* [SET TASK]: Copy, character for character, the entries from the line containing "111, 1901, 132]" up to and including the line containing "- address-bar[interactable]: i", and nothing else.

★ ★ ★

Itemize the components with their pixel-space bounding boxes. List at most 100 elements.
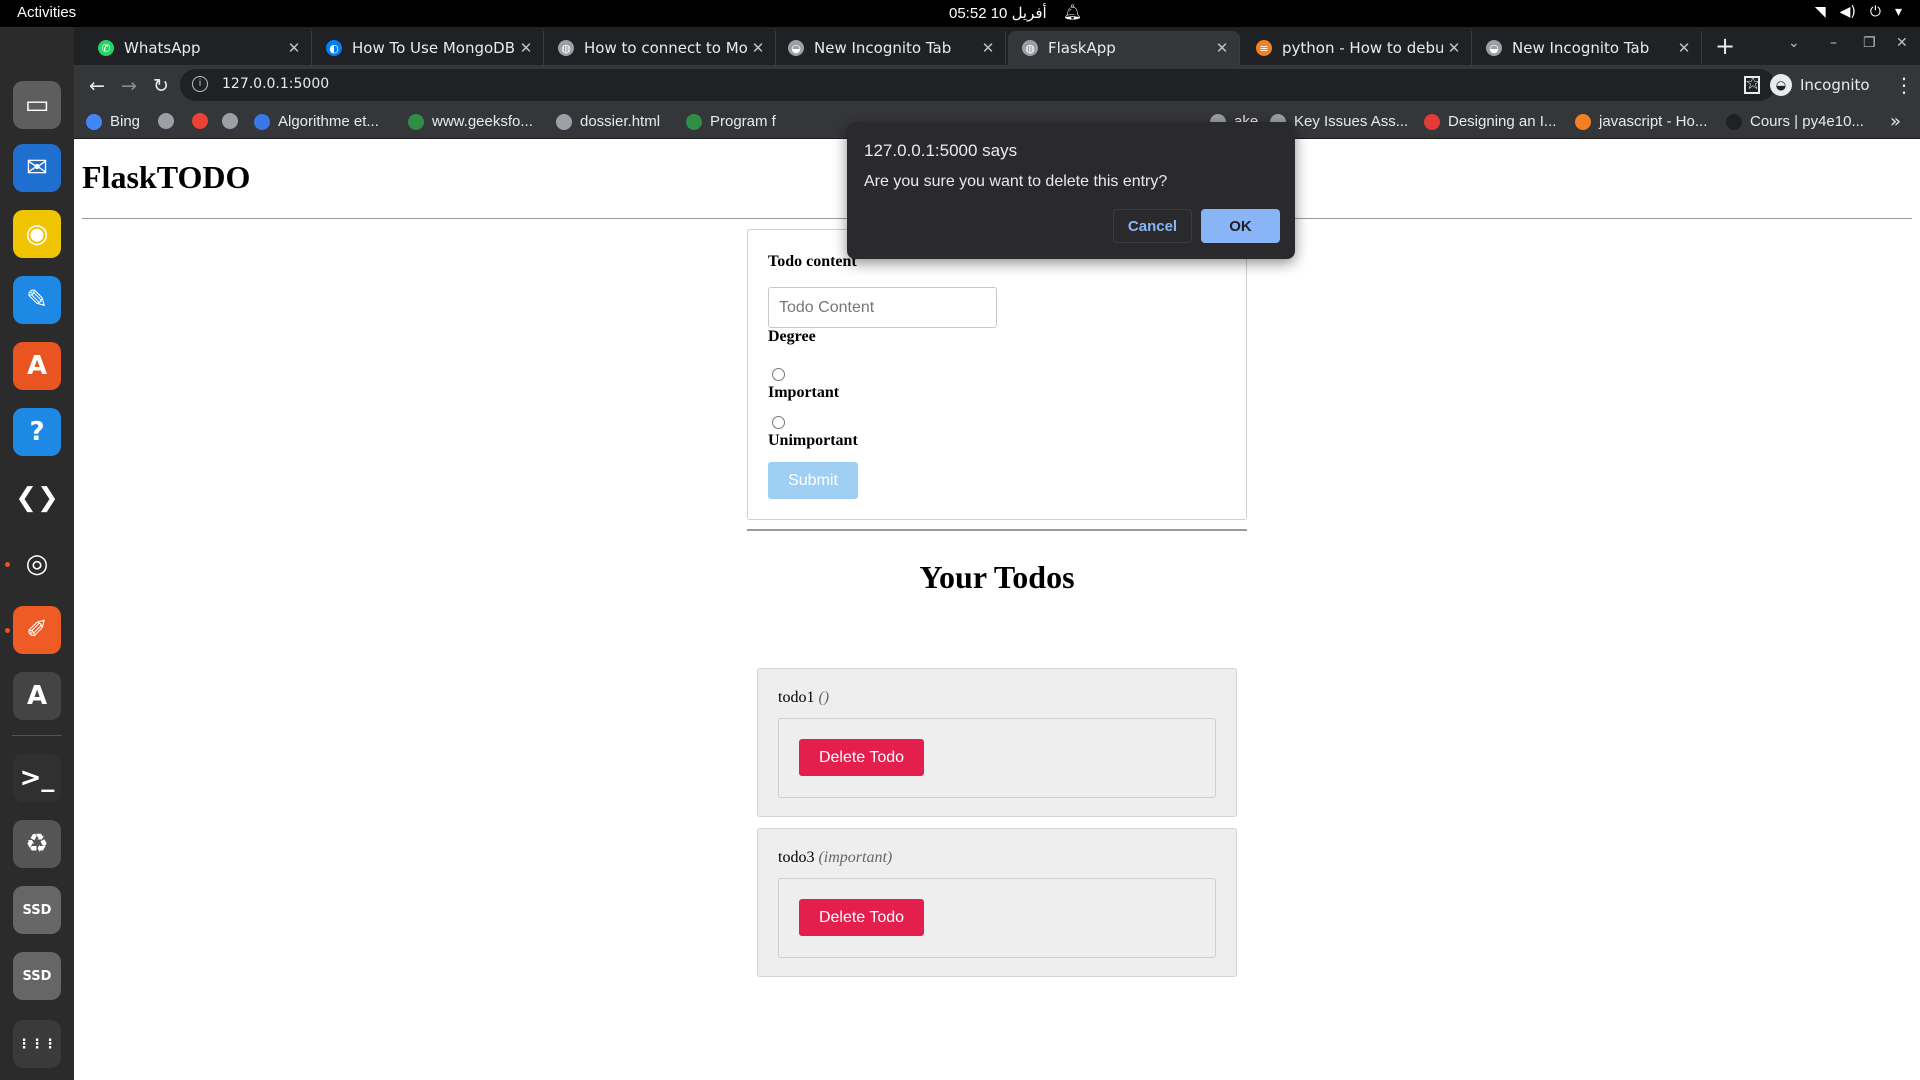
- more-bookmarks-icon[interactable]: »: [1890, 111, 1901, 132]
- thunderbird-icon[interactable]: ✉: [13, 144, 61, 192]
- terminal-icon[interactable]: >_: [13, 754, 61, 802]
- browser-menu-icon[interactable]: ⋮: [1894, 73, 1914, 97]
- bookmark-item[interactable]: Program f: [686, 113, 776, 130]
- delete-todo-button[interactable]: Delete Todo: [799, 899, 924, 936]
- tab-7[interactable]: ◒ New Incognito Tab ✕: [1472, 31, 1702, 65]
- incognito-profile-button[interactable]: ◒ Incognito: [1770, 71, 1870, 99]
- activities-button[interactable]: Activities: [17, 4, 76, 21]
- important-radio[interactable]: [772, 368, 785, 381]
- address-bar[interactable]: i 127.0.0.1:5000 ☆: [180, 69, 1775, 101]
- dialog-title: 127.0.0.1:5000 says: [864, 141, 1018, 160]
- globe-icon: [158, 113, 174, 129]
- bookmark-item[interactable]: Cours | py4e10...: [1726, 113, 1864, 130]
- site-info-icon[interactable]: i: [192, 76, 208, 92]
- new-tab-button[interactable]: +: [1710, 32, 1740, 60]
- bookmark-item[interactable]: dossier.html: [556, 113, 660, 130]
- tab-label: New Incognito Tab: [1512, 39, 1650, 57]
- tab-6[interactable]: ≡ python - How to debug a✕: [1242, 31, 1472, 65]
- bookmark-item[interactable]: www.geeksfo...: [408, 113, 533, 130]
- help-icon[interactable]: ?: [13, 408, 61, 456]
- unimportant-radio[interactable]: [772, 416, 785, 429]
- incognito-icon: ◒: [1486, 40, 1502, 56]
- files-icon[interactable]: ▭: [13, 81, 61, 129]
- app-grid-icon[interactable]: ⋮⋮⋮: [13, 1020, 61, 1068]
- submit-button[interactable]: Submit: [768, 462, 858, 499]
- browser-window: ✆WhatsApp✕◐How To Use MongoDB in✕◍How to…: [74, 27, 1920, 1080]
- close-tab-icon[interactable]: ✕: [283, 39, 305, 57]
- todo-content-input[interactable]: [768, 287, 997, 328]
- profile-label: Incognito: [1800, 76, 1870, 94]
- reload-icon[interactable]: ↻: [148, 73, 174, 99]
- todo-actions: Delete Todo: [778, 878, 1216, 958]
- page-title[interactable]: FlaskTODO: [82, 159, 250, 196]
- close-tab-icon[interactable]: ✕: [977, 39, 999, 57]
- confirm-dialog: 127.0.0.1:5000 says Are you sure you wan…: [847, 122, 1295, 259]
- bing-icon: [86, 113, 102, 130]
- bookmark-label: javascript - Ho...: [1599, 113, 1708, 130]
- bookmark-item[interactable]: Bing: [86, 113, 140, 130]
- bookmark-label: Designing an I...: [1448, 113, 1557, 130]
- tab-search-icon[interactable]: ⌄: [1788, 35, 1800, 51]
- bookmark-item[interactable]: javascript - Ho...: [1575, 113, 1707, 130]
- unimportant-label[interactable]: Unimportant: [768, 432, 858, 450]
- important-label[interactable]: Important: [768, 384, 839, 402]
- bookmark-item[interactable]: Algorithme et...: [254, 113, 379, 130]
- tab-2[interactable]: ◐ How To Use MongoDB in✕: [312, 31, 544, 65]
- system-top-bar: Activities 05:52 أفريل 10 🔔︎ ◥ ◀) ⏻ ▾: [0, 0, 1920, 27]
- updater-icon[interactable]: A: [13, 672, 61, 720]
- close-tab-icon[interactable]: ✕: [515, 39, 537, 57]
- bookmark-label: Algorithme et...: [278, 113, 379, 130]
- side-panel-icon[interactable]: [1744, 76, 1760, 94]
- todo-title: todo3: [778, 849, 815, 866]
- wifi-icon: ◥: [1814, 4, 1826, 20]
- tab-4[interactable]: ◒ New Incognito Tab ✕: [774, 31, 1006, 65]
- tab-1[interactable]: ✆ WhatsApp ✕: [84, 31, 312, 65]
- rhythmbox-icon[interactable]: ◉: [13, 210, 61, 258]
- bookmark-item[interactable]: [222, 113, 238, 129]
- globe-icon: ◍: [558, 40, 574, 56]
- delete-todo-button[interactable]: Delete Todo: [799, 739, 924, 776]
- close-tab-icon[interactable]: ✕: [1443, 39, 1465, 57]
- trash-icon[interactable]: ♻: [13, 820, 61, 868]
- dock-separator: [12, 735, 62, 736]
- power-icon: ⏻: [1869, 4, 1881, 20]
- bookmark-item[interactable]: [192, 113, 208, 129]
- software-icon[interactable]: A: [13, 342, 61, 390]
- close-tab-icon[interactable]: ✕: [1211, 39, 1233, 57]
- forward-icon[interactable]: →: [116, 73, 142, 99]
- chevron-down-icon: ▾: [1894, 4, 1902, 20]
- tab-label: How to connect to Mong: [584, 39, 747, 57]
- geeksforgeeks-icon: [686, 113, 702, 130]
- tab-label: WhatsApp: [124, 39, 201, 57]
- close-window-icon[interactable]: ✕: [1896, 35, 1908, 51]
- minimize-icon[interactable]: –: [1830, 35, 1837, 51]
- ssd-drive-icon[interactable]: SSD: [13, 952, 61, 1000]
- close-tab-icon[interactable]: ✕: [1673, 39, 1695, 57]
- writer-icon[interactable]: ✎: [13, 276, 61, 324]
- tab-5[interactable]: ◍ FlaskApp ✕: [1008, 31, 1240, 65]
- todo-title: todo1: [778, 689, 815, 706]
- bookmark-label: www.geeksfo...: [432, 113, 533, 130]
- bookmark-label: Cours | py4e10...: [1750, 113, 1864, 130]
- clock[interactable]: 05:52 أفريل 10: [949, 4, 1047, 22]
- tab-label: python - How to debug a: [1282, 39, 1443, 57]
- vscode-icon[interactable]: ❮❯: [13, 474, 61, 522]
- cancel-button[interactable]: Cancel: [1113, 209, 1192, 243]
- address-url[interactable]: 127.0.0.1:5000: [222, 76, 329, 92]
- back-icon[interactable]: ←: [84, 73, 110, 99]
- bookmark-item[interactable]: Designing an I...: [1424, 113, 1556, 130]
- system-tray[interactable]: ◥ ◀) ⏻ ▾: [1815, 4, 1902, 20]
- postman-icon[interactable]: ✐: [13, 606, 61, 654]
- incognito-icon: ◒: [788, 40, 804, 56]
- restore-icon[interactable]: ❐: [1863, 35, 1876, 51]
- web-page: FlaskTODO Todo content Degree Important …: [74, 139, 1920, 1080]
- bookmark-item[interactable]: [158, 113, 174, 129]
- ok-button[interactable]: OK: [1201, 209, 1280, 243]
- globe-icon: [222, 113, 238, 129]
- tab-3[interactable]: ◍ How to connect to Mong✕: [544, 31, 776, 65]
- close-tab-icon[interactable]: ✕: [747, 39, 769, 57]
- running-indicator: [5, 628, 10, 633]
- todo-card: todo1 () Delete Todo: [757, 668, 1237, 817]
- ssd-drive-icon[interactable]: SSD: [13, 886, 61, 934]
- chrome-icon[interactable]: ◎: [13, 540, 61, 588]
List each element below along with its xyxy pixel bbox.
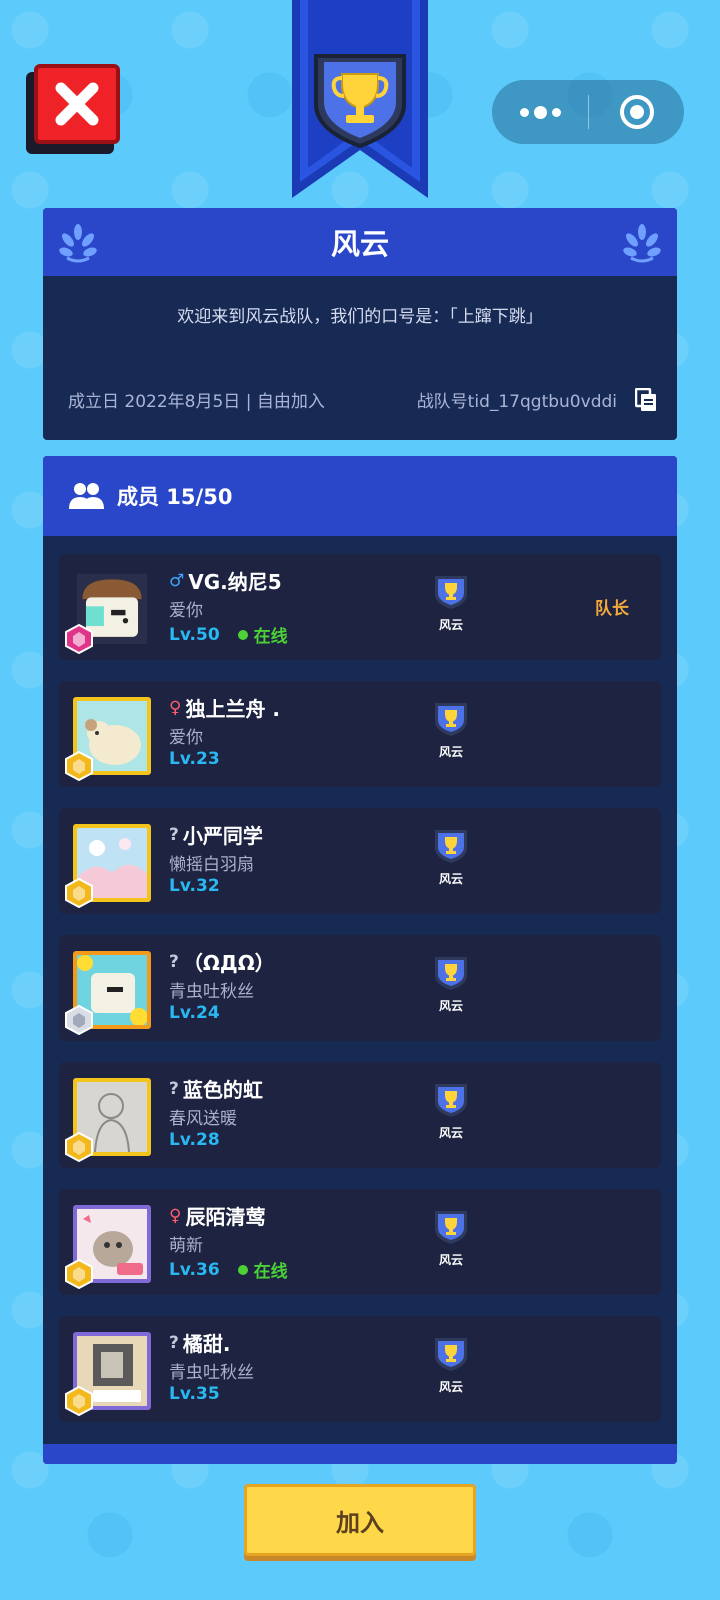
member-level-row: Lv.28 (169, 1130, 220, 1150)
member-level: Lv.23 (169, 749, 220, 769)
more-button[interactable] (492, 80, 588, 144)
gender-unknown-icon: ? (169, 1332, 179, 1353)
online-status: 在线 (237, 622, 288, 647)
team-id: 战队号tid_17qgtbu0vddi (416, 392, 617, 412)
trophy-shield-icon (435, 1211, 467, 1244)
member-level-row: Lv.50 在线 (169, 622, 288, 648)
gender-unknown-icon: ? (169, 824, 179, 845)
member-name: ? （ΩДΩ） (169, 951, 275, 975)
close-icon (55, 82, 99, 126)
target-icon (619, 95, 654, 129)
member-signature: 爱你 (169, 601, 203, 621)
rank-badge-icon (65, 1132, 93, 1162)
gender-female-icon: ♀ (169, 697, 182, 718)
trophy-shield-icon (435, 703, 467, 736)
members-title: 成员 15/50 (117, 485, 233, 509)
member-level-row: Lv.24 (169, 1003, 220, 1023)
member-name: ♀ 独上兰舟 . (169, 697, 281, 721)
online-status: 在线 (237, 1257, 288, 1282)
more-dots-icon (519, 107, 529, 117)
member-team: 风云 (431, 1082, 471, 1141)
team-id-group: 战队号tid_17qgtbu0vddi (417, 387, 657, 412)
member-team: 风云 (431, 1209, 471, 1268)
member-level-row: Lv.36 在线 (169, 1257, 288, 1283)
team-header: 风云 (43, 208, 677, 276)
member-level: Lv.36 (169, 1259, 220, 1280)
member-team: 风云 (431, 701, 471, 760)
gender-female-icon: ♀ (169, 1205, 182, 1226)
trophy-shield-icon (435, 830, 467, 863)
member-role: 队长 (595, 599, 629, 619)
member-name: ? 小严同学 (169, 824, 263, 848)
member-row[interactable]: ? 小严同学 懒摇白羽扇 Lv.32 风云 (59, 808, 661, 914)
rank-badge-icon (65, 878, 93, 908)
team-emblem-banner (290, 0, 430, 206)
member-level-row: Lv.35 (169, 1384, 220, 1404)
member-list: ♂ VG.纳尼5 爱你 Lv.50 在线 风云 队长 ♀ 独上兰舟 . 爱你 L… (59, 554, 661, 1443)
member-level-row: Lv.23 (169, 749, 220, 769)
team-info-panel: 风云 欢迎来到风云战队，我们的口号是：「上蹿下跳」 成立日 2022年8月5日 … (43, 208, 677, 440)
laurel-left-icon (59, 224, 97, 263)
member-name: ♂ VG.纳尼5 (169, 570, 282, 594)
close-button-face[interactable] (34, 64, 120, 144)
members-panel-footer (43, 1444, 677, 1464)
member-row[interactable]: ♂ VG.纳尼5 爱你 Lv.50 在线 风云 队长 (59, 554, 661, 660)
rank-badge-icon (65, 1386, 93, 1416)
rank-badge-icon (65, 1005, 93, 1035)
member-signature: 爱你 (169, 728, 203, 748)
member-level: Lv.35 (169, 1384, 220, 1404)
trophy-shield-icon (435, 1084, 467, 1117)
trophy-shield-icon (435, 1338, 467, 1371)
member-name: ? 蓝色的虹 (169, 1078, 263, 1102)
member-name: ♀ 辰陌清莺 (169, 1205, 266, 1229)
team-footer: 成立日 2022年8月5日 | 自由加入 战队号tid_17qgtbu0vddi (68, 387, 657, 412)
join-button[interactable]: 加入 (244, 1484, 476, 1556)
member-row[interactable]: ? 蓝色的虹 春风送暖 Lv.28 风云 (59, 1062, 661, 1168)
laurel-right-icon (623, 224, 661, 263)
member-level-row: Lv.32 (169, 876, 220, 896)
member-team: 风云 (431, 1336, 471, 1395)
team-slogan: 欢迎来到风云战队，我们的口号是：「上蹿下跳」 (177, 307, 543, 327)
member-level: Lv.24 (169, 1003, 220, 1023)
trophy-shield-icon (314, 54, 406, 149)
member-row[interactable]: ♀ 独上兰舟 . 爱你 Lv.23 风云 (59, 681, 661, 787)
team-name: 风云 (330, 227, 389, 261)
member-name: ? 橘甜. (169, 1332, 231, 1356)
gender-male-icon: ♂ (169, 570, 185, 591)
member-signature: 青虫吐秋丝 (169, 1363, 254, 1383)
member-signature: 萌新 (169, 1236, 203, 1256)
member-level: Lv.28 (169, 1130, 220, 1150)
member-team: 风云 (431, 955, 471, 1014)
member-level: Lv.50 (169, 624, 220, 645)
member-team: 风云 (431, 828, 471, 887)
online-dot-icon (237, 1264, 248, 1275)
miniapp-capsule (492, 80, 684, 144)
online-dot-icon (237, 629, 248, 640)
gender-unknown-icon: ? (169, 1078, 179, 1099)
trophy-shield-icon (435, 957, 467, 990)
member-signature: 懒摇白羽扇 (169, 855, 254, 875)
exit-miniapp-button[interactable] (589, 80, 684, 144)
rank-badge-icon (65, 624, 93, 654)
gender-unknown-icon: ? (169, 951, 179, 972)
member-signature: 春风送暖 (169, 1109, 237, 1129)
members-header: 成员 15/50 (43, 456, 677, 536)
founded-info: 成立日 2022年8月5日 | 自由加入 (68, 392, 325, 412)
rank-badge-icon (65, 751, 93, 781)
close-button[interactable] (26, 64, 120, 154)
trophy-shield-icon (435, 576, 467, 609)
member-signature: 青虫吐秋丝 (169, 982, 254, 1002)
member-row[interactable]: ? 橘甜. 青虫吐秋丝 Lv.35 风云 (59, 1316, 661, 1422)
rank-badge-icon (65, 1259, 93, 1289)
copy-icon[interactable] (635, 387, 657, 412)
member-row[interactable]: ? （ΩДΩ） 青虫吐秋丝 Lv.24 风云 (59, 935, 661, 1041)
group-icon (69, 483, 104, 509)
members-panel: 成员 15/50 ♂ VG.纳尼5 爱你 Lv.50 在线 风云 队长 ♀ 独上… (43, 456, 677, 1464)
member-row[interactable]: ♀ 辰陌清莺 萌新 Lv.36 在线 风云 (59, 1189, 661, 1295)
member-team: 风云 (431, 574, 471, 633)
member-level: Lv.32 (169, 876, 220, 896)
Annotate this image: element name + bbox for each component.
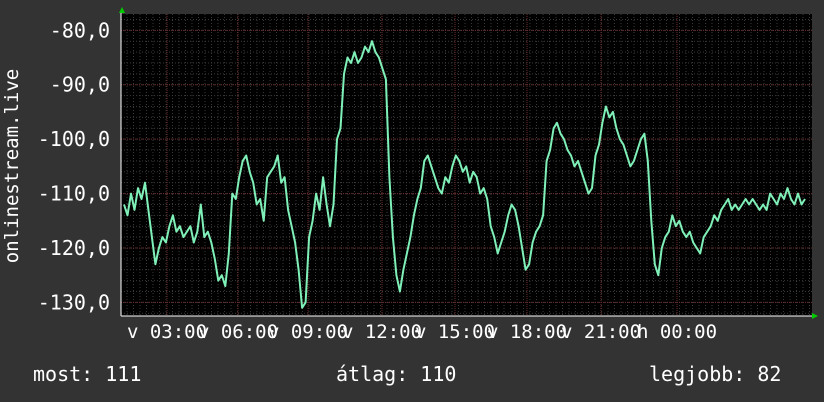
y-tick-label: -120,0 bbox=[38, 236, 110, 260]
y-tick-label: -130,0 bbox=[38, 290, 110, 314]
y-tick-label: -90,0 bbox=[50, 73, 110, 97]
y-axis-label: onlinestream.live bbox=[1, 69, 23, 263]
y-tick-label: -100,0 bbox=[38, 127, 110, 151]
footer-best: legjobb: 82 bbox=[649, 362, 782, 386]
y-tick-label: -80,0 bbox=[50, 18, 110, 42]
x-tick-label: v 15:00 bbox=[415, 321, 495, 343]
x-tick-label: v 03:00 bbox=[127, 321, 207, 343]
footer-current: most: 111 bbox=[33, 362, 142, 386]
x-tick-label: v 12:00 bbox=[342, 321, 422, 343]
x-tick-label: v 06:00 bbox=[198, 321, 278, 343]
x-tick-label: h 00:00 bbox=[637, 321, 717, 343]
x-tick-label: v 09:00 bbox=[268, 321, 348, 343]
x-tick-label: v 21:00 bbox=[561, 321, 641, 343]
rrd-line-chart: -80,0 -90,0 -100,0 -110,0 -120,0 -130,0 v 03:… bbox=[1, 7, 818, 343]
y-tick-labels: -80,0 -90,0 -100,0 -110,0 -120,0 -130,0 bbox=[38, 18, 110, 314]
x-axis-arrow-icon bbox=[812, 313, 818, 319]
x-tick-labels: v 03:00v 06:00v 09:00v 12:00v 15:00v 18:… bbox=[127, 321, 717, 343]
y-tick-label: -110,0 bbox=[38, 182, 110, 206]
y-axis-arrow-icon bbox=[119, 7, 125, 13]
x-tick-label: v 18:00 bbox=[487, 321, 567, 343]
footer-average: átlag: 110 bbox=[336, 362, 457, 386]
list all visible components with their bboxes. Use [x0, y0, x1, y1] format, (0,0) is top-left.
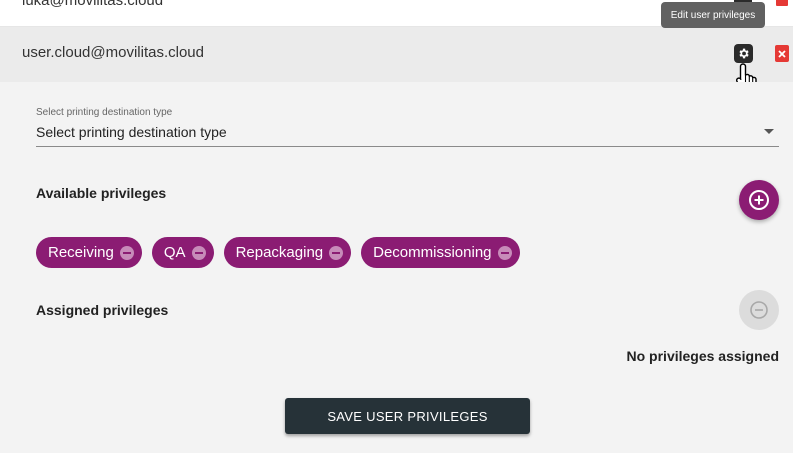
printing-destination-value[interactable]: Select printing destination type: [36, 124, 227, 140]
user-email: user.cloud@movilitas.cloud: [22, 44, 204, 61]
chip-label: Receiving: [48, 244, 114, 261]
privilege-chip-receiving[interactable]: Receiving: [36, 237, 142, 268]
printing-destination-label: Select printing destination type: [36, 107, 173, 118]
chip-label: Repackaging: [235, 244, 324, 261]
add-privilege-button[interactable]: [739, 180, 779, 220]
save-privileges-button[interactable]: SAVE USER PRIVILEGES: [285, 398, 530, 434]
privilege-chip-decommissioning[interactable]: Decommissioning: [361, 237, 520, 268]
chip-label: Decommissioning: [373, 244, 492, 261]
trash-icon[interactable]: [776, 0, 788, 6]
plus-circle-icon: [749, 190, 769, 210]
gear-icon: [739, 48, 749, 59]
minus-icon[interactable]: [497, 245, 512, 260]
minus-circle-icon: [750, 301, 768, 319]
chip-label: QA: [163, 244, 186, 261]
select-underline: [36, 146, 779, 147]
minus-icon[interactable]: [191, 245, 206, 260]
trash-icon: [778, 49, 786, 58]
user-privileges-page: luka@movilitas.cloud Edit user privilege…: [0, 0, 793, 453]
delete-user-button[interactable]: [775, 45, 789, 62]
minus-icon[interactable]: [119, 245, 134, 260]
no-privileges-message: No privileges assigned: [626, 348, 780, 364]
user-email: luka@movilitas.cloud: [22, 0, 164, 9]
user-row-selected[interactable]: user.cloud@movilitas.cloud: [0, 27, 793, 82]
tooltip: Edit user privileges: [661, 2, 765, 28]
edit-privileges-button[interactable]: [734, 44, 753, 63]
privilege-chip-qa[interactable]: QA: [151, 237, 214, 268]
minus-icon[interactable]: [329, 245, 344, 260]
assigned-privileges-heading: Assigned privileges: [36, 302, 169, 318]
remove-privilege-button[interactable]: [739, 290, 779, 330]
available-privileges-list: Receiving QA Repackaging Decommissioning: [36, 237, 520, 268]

★ ★ ★

* [OUTPUT BELOW]:
- more-bookmarks-icon[interactable]: »: [1890, 111, 1901, 132]
- thunderbird-icon[interactable]: ✉: [13, 144, 61, 192]
- terminal-icon[interactable]: >_: [13, 754, 61, 802]
- browser-menu-icon[interactable]: ⋮: [1894, 73, 1914, 97]
- bookmark-item[interactable]: Program f: [686, 113, 776, 130]
- delete-todo-button[interactable]: Delete Todo: [799, 899, 924, 936]
- tab-7[interactable]: ◒ New Incognito Tab ✕: [1472, 31, 1702, 65]
- incognito-profile-button[interactable]: ◒ Incognito: [1770, 71, 1870, 99]
- activities-button[interactable]: Activities: [17, 4, 76, 21]
- important-radio[interactable]: [772, 368, 785, 381]
- address-bar[interactable]: i 127.0.0.1:5000 ☆: [180, 69, 1775, 101]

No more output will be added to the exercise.